Extract all data as written.

━━━━━━

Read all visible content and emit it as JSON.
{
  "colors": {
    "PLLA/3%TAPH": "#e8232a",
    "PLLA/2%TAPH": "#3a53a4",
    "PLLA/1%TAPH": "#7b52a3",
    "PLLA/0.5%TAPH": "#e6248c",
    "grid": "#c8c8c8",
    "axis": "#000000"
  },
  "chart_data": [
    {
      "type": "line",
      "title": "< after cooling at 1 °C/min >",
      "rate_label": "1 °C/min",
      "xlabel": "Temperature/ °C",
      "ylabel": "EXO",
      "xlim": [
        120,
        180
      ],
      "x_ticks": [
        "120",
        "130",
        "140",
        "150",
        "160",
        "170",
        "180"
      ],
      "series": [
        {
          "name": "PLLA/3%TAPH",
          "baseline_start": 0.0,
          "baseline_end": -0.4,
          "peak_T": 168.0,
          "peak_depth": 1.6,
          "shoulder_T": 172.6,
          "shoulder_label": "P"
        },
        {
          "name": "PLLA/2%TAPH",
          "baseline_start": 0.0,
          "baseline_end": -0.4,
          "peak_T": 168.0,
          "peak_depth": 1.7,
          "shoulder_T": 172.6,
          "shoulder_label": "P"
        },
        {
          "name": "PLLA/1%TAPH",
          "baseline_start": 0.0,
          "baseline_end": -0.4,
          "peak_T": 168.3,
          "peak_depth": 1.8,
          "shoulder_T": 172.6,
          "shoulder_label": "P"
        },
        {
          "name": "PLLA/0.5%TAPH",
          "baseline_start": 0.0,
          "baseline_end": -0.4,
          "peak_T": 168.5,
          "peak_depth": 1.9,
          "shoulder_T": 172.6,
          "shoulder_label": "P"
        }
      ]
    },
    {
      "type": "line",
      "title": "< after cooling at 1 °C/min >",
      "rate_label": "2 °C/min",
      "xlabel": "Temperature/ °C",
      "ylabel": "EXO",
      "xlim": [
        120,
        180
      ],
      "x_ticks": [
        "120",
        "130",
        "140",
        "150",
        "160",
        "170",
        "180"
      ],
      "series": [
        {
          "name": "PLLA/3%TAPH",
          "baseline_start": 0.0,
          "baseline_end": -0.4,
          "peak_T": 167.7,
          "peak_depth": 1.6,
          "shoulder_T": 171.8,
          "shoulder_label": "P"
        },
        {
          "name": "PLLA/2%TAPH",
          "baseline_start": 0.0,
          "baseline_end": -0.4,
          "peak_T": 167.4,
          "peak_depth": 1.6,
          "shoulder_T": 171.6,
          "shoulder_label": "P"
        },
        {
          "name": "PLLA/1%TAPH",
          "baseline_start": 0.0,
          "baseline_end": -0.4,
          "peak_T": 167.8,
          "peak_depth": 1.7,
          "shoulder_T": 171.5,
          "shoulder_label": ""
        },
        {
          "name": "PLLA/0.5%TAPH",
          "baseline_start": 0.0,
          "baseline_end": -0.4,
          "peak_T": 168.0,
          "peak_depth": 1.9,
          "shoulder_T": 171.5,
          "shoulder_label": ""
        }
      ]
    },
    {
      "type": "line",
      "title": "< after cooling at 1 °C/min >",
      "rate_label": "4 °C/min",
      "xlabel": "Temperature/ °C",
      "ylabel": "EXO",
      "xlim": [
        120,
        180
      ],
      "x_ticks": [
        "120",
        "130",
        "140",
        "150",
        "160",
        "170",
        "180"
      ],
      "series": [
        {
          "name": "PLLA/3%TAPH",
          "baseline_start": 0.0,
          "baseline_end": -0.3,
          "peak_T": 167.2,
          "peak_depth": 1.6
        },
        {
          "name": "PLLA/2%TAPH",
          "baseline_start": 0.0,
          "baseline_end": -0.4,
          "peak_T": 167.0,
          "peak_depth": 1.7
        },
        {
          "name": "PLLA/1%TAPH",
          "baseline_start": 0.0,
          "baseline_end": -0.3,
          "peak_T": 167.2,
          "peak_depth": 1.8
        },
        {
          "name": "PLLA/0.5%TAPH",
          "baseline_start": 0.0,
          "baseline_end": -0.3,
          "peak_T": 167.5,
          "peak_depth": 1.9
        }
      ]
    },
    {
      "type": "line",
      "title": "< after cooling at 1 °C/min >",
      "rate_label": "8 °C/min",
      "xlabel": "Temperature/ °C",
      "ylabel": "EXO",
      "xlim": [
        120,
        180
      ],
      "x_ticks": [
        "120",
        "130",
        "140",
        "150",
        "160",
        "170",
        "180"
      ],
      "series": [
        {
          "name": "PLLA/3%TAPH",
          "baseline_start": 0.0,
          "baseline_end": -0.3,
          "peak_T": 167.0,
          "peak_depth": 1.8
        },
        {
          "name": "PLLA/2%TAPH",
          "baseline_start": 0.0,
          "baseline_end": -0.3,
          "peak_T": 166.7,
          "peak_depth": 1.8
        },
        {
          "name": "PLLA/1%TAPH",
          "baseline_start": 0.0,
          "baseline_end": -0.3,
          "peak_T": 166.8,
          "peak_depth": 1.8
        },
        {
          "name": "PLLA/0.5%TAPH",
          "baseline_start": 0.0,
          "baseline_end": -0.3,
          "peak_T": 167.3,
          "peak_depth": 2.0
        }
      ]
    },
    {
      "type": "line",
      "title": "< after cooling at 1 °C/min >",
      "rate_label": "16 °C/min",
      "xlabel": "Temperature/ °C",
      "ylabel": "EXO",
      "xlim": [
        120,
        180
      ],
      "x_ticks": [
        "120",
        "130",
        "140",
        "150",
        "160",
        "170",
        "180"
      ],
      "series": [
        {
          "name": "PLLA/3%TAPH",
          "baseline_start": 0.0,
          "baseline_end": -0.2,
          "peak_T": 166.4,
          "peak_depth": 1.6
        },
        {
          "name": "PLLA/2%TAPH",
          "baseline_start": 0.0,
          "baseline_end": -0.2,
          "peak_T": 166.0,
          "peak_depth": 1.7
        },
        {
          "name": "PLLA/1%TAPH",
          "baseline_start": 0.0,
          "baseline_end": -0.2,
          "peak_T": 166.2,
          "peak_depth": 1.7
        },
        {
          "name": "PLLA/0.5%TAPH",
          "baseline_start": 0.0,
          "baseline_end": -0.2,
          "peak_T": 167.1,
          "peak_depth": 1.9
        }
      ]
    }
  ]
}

━━━━━━

■ **Solution for this task**
Read all visible content and emit it as JSON.
{
  "colors": {
    "PLLA/3%TAPH": "#e8232a",
    "PLLA/2%TAPH": "#3a53a4",
    "PLLA/1%TAPH": "#7b52a3",
    "PLLA/0.5%TAPH": "#e6248c",
    "grid": "#c8c8c8",
    "axis": "#000000"
  },
  "chart_data": [
    {
      "type": "line",
      "title": "< after cooling at 1 °C/min >",
      "rate_label": "1 °C/min",
      "xlabel": "Temperature/ °C",
      "ylabel": "EXO",
      "xlim": [
        120,
        180
      ],
      "x_ticks": [
        "120",
        "130",
        "140",
        "150",
        "160",
        "170",
        "180"
      ],
      "series": [
        {
          "name": "PLLA/3%TAPH",
          "baseline_start": 0.0,
          "baseline_end": -0.4,
          "peak_T": 168.0,
          "peak_depth": 1.6,
          "shoulder_T": 172.6,
          "shoulder_label": "P"
        },
        {
          "name": "PLLA/2%TAPH",
          "baseline_start": 0.0,
          "baseline_end": -0.4,
          "peak_T": 168.0,
          "peak_depth": 1.7,
          "shoulder_T": 172.6,
          "shoulder_label": "P"
        },
        {
          "name": "PLLA/1%TAPH",
          "baseline_start": 0.0,
          "baseline_end": -0.4,
          "peak_T": 168.3,
          "peak_depth": 1.8,
          "shoulder_T": 172.6,
          "shoulder_label": "P"
        },
        {
          "name": "PLLA/0.5%TAPH",
          "baseline_start": 0.0,
          "baseline_end": -0.4,
          "peak_T": 168.5,
          "peak_depth": 1.9,
          "shoulder_T": 172.6,
          "shoulder_label": "P"
        }
      ]
    },
    {
      "type": "line",
      "title": "< after cooling at 1 °C/min >",
      "rate_label": "2 °C/min",
      "xlabel": "Temperature/ °C",
      "ylabel": "EXO",
      "xlim": [
        120,
        180
      ],
      "x_ticks": [
        "120",
        "130",
        "140",
        "150",
        "160",
        "170",
        "180"
      ],
      "series": [
        {
          "name": "PLLA/3%TAPH",
          "baseline_start": 0.0,
          "baseline_end": -0.4,
          "peak_T": 167.7,
          "peak_depth": 1.6,
          "shoulder_T": 171.8,
          "shoulder_label": "P"
        },
        {
          "name": "PLLA/2%TAPH",
          "baseline_start": 0.0,
          "baseline_end": -0.4,
          "peak_T": 167.4,
          "peak_depth": 1.6,
          "shoulder_T": 171.6,
          "shoulder_label": "P"
        },
        {
          "name": "PLLA/1%TAPH",
          "baseline_start": 0.0,
          "baseline_end": -0.4,
          "peak_T": 167.8,
          "peak_depth": 1.7,
          "shoulder_T": 171.5,
          "shoulder_label": ""
        },
        {
          "name": "PLLA/0.5%TAPH",
          "baseline_start": 0.0,
          "baseline_end": -0.4,
          "peak_T": 168.0,
          "peak_depth": 1.9,
          "shoulder_T": 171.5,
          "shoulder_label": ""
        }
      ]
    },
    {
      "type": "line",
      "title": "< after cooling at 1 °C/min >",
      "rate_label": "4 °C/min",
      "xlabel": "Temperature/ °C",
      "ylabel": "EXO",
      "xlim": [
        120,
        180
      ],
      "x_ticks": [
        "120",
        "130",
        "140",
        "150",
        "160",
        "170",
        "180"
      ],
      "series": [
        {
          "name": "PLLA/3%TAPH",
          "baseline_start": 0.0,
          "baseline_end": -0.3,
          "peak_T": 167.2,
          "peak_depth": 1.6
        },
        {
          "name": "PLLA/2%TAPH",
          "baseline_start": 0.0,
          "baseline_end": -0.4,
          "peak_T": 167.0,
          "peak_depth": 1.7
        },
        {
          "name": "PLLA/1%TAPH",
          "baseline_start": 0.0,
          "baseline_end": -0.3,
          "peak_T": 167.2,
          "peak_depth": 1.8
        },
        {
          "name": "PLLA/0.5%TAPH",
          "baseline_start": 0.0,
          "baseline_end": -0.3,
          "peak_T": 167.5,
          "peak_depth": 1.9
        }
      ]
    },
    {
      "type": "line",
      "title": "< after cooling at 1 °C/min >",
      "rate_label": "8 °C/min",
      "xlabel": "Temperature/ °C",
      "ylabel": "EXO",
      "xlim": [
        120,
        180
      ],
      "x_ticks": [
        "120",
        "130",
        "140",
        "150",
        "160",
        "170",
        "180"
      ],
      "series": [
        {
          "name": "PLLA/3%TAPH",
          "baseline_start": 0.0,
          "baseline_end": -0.3,
          "peak_T": 167.0,
          "peak_depth": 1.8
        },
        {
          "name": "PLLA/2%TAPH",
          "baseline_start": 0.0,
          "baseline_end": -0.3,
          "peak_T": 166.7,
          "peak_depth": 1.8
        },
        {
          "name": "PLLA/1%TAPH",
          "baseline_start": 0.0,
          "baseline_end": -0.3,
          "peak_T": 166.8,
          "peak_depth": 1.8
        },
        {
          "name": "PLLA/0.5%TAPH",
          "baseline_start": 0.0,
          "baseline_end": -0.3,
          "peak_T": 167.3,
          "peak_depth": 2.0
        }
      ]
    },
    {
      "type": "line",
      "title": "< after cooling at 1 °C/min >",
      "rate_label": "16 °C/min",
      "xlabel": "Temperature/ °C",
      "ylabel": "EXO",
      "xlim": [
        120,
        180
      ],
      "x_ticks": [
        "120",
        "130",
        "140",
        "150",
        "160",
        "170",
        "180"
      ],
      "series": [
        {
          "name": "PLLA/3%TAPH",
          "baseline_start": 0.0,
          "baseline_end": -0.2,
          "peak_T": 166.4,
          "peak_depth": 1.6
        },
        {
          "name": "PLLA/2%TAPH",
          "baseline_start": 0.0,
          "baseline_end": -0.2,
          "peak_T": 166.0,
          "peak_depth": 1.7
        },
        {
          "name": "PLLA/1%TAPH",
          "baseline_start": 0.0,
          "baseline_end": -0.2,
          "peak_T": 166.2,
          "peak_depth": 1.7
        },
        {
          "name": "PLLA/0.5%TAPH",
          "baseline_start": 0.0,
          "baseline_end": -0.2,
          "peak_T": 167.1,
          "peak_depth": 1.9
        }
      ]
    }
  ]
}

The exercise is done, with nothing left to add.